* Start PROVIDED MATERIAL *

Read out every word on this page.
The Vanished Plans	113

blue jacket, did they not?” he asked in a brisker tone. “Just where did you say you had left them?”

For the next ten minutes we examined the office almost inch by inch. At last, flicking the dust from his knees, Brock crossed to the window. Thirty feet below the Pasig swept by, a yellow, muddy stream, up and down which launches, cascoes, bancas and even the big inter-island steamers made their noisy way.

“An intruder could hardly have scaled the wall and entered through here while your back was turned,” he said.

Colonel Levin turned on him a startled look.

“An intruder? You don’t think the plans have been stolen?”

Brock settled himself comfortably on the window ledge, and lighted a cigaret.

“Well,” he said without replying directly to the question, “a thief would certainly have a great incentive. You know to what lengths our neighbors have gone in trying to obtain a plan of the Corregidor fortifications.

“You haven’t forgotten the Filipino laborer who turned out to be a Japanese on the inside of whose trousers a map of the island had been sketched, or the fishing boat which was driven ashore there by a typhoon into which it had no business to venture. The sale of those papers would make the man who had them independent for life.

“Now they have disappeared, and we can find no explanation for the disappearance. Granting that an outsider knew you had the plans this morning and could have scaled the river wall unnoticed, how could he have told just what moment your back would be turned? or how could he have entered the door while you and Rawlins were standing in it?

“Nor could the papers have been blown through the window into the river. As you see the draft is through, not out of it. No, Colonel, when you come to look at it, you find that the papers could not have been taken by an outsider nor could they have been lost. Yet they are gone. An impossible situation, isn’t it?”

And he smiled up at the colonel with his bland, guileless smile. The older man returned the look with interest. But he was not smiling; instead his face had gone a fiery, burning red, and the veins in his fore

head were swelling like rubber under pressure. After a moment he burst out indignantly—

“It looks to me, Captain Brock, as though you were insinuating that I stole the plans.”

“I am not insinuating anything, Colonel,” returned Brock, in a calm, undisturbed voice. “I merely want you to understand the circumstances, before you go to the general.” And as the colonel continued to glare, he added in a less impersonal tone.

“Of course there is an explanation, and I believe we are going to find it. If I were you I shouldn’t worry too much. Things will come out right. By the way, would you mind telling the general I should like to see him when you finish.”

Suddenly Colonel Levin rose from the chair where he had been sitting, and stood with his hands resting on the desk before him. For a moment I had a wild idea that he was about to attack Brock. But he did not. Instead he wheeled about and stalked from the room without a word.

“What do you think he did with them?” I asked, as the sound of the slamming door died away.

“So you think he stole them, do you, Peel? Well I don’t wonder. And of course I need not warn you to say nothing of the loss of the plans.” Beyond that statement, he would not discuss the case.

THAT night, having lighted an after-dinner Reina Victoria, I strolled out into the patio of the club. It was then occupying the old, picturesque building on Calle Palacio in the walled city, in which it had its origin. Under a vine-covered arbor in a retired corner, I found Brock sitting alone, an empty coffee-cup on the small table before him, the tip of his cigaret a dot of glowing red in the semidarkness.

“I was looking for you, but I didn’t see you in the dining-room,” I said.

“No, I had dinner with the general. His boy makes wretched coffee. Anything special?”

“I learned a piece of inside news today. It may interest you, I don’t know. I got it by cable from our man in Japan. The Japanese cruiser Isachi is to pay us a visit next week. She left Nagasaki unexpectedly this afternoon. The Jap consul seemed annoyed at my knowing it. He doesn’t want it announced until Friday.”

* End PROVIDED MATERIAL *

= SHORT EXERCISE =
Write each line above out exactly.

= TASK OUTPUT =
Read out every word on this page.
The Vanished Plans	113

blue jacket, did they not?” he asked in a brisker tone. “Just where did you say you had left them?”

For the next ten minutes we examined the office almost inch by inch. At last, flicking the dust from his knees, Brock crossed to the window. Thirty feet below the Pasig swept by, a yellow, muddy stream, up and down which launches, cascoes, bancas and even the big inter-island steamers made their noisy way.

“An intruder could hardly have scaled the wall and entered through here while your back was turned,” he said.

Colonel Levin turned on him a startled look.

“An intruder? You don’t think the plans have been stolen?”

Brock settled himself comfortably on the window ledge, and lighted a cigaret.

“Well,” he said without replying directly to the question, “a thief would certainly have a great incentive. You know to what lengths our neighbors have gone in trying to obtain a plan of the Corregidor fortifications.

“You haven’t forgotten the Filipino laborer who turned out to be a Japanese on the inside of whose trousers a map of the island had been sketched, or the fishing boat which was driven ashore there by a typhoon into which it had no business to venture. The sale of those papers would make the man who had them independent for life.

“Now they have disappeared, and we can find no explanation for the disappearance. Granting that an outsider knew you had the plans this morning and could have scaled the river wall unnoticed, how could he have told just what moment your back would be turned? or how could he have entered the door while you and Rawlins were standing in it?

“Nor could the papers have been blown through the window into the river. As you see the draft is through, not out of it. No, Colonel, when you come to look at it, you find that the papers could not have been taken by an outsider nor could they have been lost. Yet they are gone. An impossible situation, isn’t it?”

And he smiled up at the colonel with his bland, guileless smile. The older man returned the look with interest. But he was not smiling; instead his face had gone a fiery, burning red, and the veins in his fore

head were swelling like rubber under pressure. After a moment he burst out indignantly—

“It looks to me, Captain Brock, as though you were insinuating that I stole the plans.”

“I am not insinuating anything, Colonel,” returned Brock, in a calm, undisturbed voice. “I merely want you to understand the circumstances, before you go to the general.” And as the colonel continued to glare, he added in a less impersonal tone.

“Of course there is an explanation, and I believe we are going to find it. If I were you I shouldn’t worry too much. Things will come out right. By the way, would you mind telling the general I should like to see him when you finish.”

Suddenly Colonel Levin rose from the chair where he had been sitting, and stood with his hands resting on the desk before him. For a moment I had a wild idea that he was about to attack Brock. But he did not. Instead he wheeled about and stalked from the room without a word.

“What do you think he did with them?” I asked, as the sound of the slamming door died away.

“So you think he stole them, do you, Peel? Well I don’t wonder. And of course I need not warn you to say nothing of the loss of the plans.” Beyond that statement, he would not discuss the case.

THAT night, having lighted an after-dinner Reina Victoria, I strolled out into the patio of the club. It was then occupying the old, picturesque building on Calle Palacio in the walled city, in which it had its origin. Under a vine-covered arbor in a retired corner, I found Brock sitting alone, an empty coffee-cup on the small table before him, the tip of his cigaret a dot of glowing red in the semidarkness.

“I was looking for you, but I didn’t see you in the dining-room,” I said.

“No, I had dinner with the general. His boy makes wretched coffee. Anything special?”

“I learned a piece of inside news today. It may interest you, I don’t know. I got it by cable from our man in Japan. The Japanese cruiser Isachi is to pay us a visit next week. She left Nagasaki unexpectedly this afternoon. The Jap consul seemed annoyed at my knowing it. He doesn’t want it announced until Friday.”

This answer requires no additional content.